What is required:
The answer is one number: how many lines in the data below hold "Birmingham".

--- begin Data records ---

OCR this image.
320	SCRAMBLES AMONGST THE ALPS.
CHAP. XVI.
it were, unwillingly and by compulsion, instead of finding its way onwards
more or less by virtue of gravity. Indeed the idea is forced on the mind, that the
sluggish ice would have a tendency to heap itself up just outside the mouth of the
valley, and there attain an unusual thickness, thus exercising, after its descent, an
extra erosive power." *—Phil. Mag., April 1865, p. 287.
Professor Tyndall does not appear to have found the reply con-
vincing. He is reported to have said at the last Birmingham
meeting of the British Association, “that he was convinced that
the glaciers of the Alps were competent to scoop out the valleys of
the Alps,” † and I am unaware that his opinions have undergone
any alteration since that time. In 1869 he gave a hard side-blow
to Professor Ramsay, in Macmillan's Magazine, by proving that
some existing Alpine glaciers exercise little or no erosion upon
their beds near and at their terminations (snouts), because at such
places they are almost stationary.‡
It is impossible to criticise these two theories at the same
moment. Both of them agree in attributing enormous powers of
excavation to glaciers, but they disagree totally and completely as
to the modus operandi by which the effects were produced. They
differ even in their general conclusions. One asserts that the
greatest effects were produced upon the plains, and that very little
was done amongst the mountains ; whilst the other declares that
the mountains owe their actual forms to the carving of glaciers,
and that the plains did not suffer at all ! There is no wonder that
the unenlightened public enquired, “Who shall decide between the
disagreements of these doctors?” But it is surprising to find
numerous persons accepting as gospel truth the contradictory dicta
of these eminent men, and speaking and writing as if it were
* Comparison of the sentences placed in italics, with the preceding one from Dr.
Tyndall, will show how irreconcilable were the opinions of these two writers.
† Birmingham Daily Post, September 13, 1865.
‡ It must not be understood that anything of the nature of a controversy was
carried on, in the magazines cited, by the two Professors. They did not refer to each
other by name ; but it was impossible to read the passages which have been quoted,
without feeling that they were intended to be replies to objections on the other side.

--- end Data records ---

Written solution:
2